• [Task description] Below are some records: retype them all exactly, but not the pictures.

Entries taken from a collection
========================================

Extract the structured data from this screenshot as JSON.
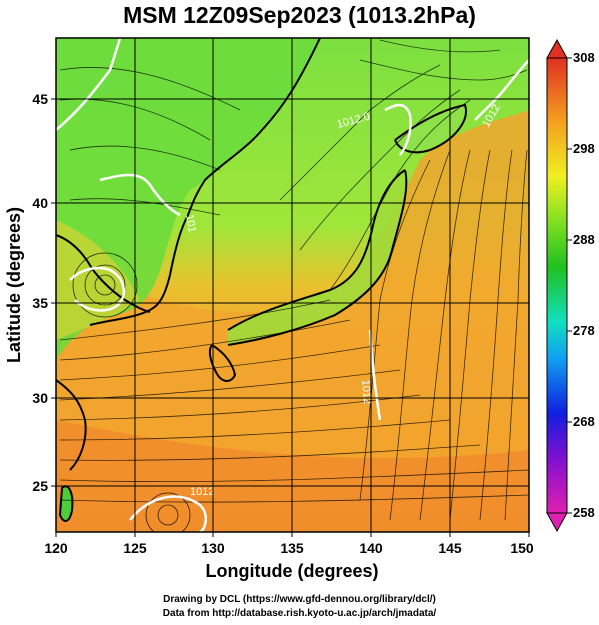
{
  "title": "MSM 12Z09Sep2023 (1013.2hPa)",
  "map": {
    "xlabel": "Longitude (degrees)",
    "ylabel": "Latitude  (degrees)",
    "x_ticks": [
      "120",
      "125",
      "130",
      "135",
      "140",
      "145",
      "150"
    ],
    "y_ticks": [
      "25",
      "30",
      "35",
      "40",
      "45"
    ],
    "lon_range": [
      120,
      150
    ],
    "lat_range": [
      22.4,
      47.6
    ],
    "contour_labels": [
      "1012.0",
      "1012",
      "101",
      "1012",
      "1012"
    ],
    "colors": {
      "cold_land": "#8ee84a",
      "green": "#5fd83a",
      "yellow": "#c8e832",
      "warm": "#f2a830",
      "hot": "#ef8a2a",
      "coast": "#000000",
      "contour": "#ffffff"
    }
  },
  "colorbar": {
    "tick_labels": [
      "308",
      "298",
      "288",
      "278",
      "268",
      "258"
    ],
    "min": 258,
    "max": 308
  },
  "footer": {
    "line1": "Drawing by DCL (https://www.gfd-dennou.org/library/dcl/)",
    "line2": "Data from http://database.rish.kyoto-u.ac.jp/arch/jmadata/"
  }
}
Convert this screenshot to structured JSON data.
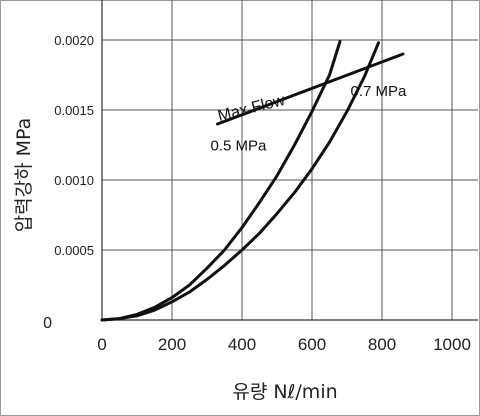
{
  "chart_data": {
    "type": "line",
    "title": "",
    "xlabel": "유량 Nℓ/min",
    "ylabel": "압력강하 MPa",
    "xlim": [
      0,
      1000
    ],
    "ylim": [
      0,
      0.002
    ],
    "grid": true,
    "x_ticks": [
      "0",
      "200",
      "400",
      "600",
      "800",
      "1000"
    ],
    "y_ticks": [
      "0",
      "0.0005",
      "0.0010",
      "0.0015",
      "0.0020"
    ],
    "series": [
      {
        "name": "0.5 MPa",
        "x": [
          0,
          50,
          100,
          150,
          200,
          250,
          300,
          350,
          400,
          450,
          500,
          550,
          600,
          650,
          680
        ],
        "y": [
          0,
          1e-05,
          4e-05,
          9e-05,
          0.00016,
          0.00025,
          0.00037,
          0.0005,
          0.00066,
          0.00084,
          0.00103,
          0.00125,
          0.00149,
          0.00175,
          0.00199
        ]
      },
      {
        "name": "0.7 MPa",
        "x": [
          0,
          50,
          100,
          150,
          200,
          250,
          300,
          350,
          400,
          450,
          500,
          550,
          600,
          650,
          700,
          750,
          790
        ],
        "y": [
          0,
          1e-05,
          3e-05,
          7e-05,
          0.00013,
          0.0002,
          0.00029,
          0.00039,
          0.0005,
          0.00062,
          0.00076,
          0.00091,
          0.00108,
          0.00127,
          0.00149,
          0.00174,
          0.00198
        ]
      },
      {
        "name": "Max Flow",
        "x": [
          330,
          860
        ],
        "y": [
          0.0014,
          0.0019
        ]
      }
    ],
    "annotations": [
      {
        "text": "Max Flow",
        "x": 430,
        "y": 0.00148
      },
      {
        "text": "0.7 MPa",
        "x": 710,
        "y": 0.0016
      },
      {
        "text": "0.5 MPa",
        "x": 310,
        "y": 0.00121
      }
    ]
  }
}
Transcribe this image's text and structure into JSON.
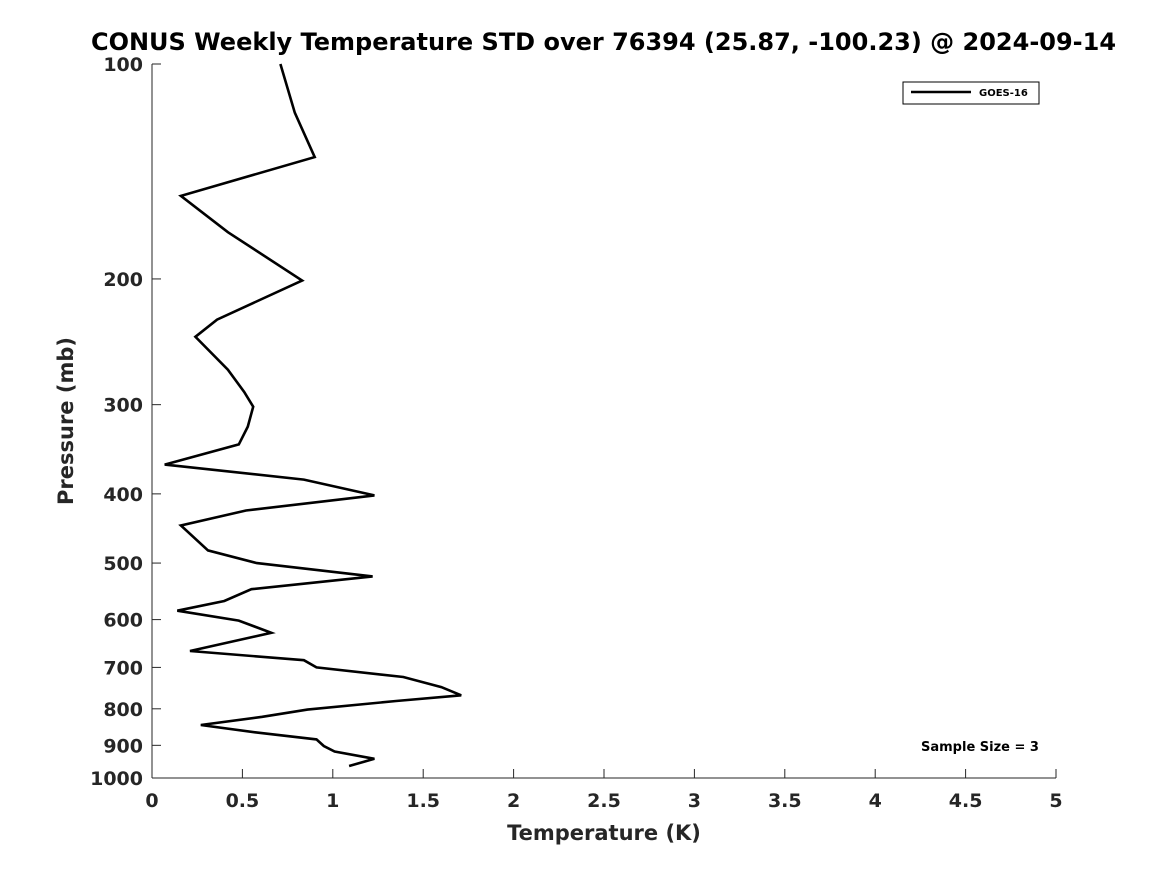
{
  "chart_data": {
    "type": "line",
    "title": "CONUS Weekly Temperature STD over 76394 (25.87, -100.23) @ 2024-09-14",
    "xlabel": "Temperature (K)",
    "ylabel": "Pressure (mb)",
    "xlim": [
      0,
      5
    ],
    "ylim": [
      100,
      1000
    ],
    "yscale": "log",
    "y_reversed": true,
    "x_ticks": [
      "0",
      "0.5",
      "1",
      "1.5",
      "2",
      "2.5",
      "3",
      "3.5",
      "4",
      "4.5",
      "5"
    ],
    "y_ticks": [
      "100",
      "200",
      "300",
      "400",
      "500",
      "600",
      "700",
      "800",
      "900",
      "1000"
    ],
    "grid": false,
    "legend_position": "top-right",
    "series": [
      {
        "name": "GOES-16",
        "color": "#000000",
        "points": [
          [
            0.71,
            100
          ],
          [
            0.79,
            117
          ],
          [
            0.9,
            135
          ],
          [
            0.16,
            153
          ],
          [
            0.42,
            172
          ],
          [
            0.83,
            201
          ],
          [
            0.36,
            228
          ],
          [
            0.24,
            241
          ],
          [
            0.42,
            268
          ],
          [
            0.51,
            288
          ],
          [
            0.56,
            302
          ],
          [
            0.53,
            322
          ],
          [
            0.48,
            341
          ],
          [
            0.07,
            364
          ],
          [
            0.84,
            382
          ],
          [
            1.23,
            402
          ],
          [
            0.52,
            422
          ],
          [
            0.16,
            443
          ],
          [
            0.31,
            480
          ],
          [
            0.58,
            500
          ],
          [
            1.22,
            522
          ],
          [
            0.55,
            544
          ],
          [
            0.4,
            565
          ],
          [
            0.14,
            583
          ],
          [
            0.48,
            602
          ],
          [
            0.66,
            626
          ],
          [
            0.21,
            664
          ],
          [
            0.84,
            684
          ],
          [
            0.91,
            700
          ],
          [
            1.39,
            722
          ],
          [
            1.6,
            746
          ],
          [
            1.71,
            766
          ],
          [
            1.35,
            780
          ],
          [
            0.86,
            802
          ],
          [
            0.61,
            821
          ],
          [
            0.27,
            843
          ],
          [
            0.57,
            863
          ],
          [
            0.91,
            883
          ],
          [
            0.95,
            902
          ],
          [
            1.01,
            918
          ],
          [
            1.23,
            940
          ],
          [
            1.09,
            962
          ]
        ]
      }
    ],
    "annotations": [
      "Sample Size = 3"
    ]
  }
}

========================================

• [Answer to the problem]
Extract the structured data from this screenshot as JSON.
{
  "title": "MSM 12Z09Sep2023 (1013.2hPa)",
  "map": {
    "xlabel": "Longitude (degrees)",
    "ylabel": "Latitude  (degrees)",
    "x_ticks": [
      "120",
      "125",
      "130",
      "135",
      "140",
      "145",
      "150"
    ],
    "y_ticks": [
      "25",
      "30",
      "35",
      "40",
      "45"
    ],
    "lon_range": [
      120,
      150
    ],
    "lat_range": [
      22.4,
      47.6
    ],
    "contour_labels": [
      "1012.0",
      "1012",
      "101",
      "1012",
      "1012"
    ],
    "colors": {
      "cold_land": "#8ee84a",
      "green": "#5fd83a",
      "yellow": "#c8e832",
      "warm": "#f2a830",
      "hot": "#ef8a2a",
      "coast": "#000000",
      "contour": "#ffffff"
    }
  },
  "colorbar": {
    "tick_labels": [
      "308",
      "298",
      "288",
      "278",
      "268",
      "258"
    ],
    "min": 258,
    "max": 308
  },
  "footer": {
    "line1": "Drawing by DCL (https://www.gfd-dennou.org/library/dcl/)",
    "line2": "Data from http://database.rish.kyoto-u.ac.jp/arch/jmadata/"
  }
}
Convert this screenshot to structured JSON data.
{
  "chart_data": {
    "type": "line",
    "title": "",
    "xlabel": "유량 Nℓ/min",
    "ylabel": "압력강하 MPa",
    "xlim": [
      0,
      1000
    ],
    "ylim": [
      0,
      0.002
    ],
    "grid": true,
    "x_ticks": [
      "0",
      "200",
      "400",
      "600",
      "800",
      "1000"
    ],
    "y_ticks": [
      "0",
      "0.0005",
      "0.0010",
      "0.0015",
      "0.0020"
    ],
    "series": [
      {
        "name": "0.5 MPa",
        "x": [
          0,
          50,
          100,
          150,
          200,
          250,
          300,
          350,
          400,
          450,
          500,
          550,
          600,
          650,
          680
        ],
        "y": [
          0,
          1e-05,
          4e-05,
          9e-05,
          0.00016,
          0.00025,
          0.00037,
          0.0005,
          0.00066,
          0.00084,
          0.00103,
          0.00125,
          0.00149,
          0.00175,
          0.00199
        ]
      },
      {
        "name": "0.7 MPa",
        "x": [
          0,
          50,
          100,
          150,
          200,
          250,
          300,
          350,
          400,
          450,
          500,
          550,
          600,
          650,
          700,
          750,
          790
        ],
        "y": [
          0,
          1e-05,
          3e-05,
          7e-05,
          0.00013,
          0.0002,
          0.00029,
          0.00039,
          0.0005,
          0.00062,
          0.00076,
          0.00091,
          0.00108,
          0.00127,
          0.00149,
          0.00174,
          0.00198
        ]
      },
      {
        "name": "Max Flow",
        "x": [
          330,
          860
        ],
        "y": [
          0.0014,
          0.0019
        ]
      }
    ],
    "annotations": [
      {
        "text": "Max Flow",
        "x": 430,
        "y": 0.00148
      },
      {
        "text": "0.7 MPa",
        "x": 710,
        "y": 0.0016
      },
      {
        "text": "0.5 MPa",
        "x": 310,
        "y": 0.00121
      }
    ]
  }
}
Transcribe this image's text and structure into JSON.
{
  "chart_data": {
    "type": "line",
    "title": "CONUS Weekly Temperature STD over 76394 (25.87, -100.23) @ 2024-09-14",
    "xlabel": "Temperature (K)",
    "ylabel": "Pressure (mb)",
    "xlim": [
      0,
      5
    ],
    "ylim": [
      100,
      1000
    ],
    "yscale": "log",
    "y_reversed": true,
    "x_ticks": [
      "0",
      "0.5",
      "1",
      "1.5",
      "2",
      "2.5",
      "3",
      "3.5",
      "4",
      "4.5",
      "5"
    ],
    "y_ticks": [
      "100",
      "200",
      "300",
      "400",
      "500",
      "600",
      "700",
      "800",
      "900",
      "1000"
    ],
    "grid": false,
    "legend_position": "top-right",
    "series": [
      {
        "name": "GOES-16",
        "color": "#000000",
        "points": [
          [
            0.71,
            100
          ],
          [
            0.79,
            117
          ],
          [
            0.9,
            135
          ],
          [
            0.16,
            153
          ],
          [
            0.42,
            172
          ],
          [
            0.83,
            201
          ],
          [
            0.36,
            228
          ],
          [
            0.24,
            241
          ],
          [
            0.42,
            268
          ],
          [
            0.51,
            288
          ],
          [
            0.56,
            302
          ],
          [
            0.53,
            322
          ],
          [
            0.48,
            341
          ],
          [
            0.07,
            364
          ],
          [
            0.84,
            382
          ],
          [
            1.23,
            402
          ],
          [
            0.52,
            422
          ],
          [
            0.16,
            443
          ],
          [
            0.31,
            480
          ],
          [
            0.58,
            500
          ],
          [
            1.22,
            522
          ],
          [
            0.55,
            544
          ],
          [
            0.4,
            565
          ],
          [
            0.14,
            583
          ],
          [
            0.48,
            602
          ],
          [
            0.66,
            626
          ],
          [
            0.21,
            664
          ],
          [
            0.84,
            684
          ],
          [
            0.91,
            700
          ],
          [
            1.39,
            722
          ],
          [
            1.6,
            746
          ],
          [
            1.71,
            766
          ],
          [
            1.35,
            780
          ],
          [
            0.86,
            802
          ],
          [
            0.61,
            821
          ],
          [
            0.27,
            843
          ],
          [
            0.57,
            863
          ],
          [
            0.91,
            883
          ],
          [
            0.95,
            902
          ],
          [
            1.01,
            918
          ],
          [
            1.23,
            940
          ],
          [
            1.09,
            962
          ]
        ]
      }
    ],
    "annotations": [
      "Sample Size = 3"
    ]
  }
}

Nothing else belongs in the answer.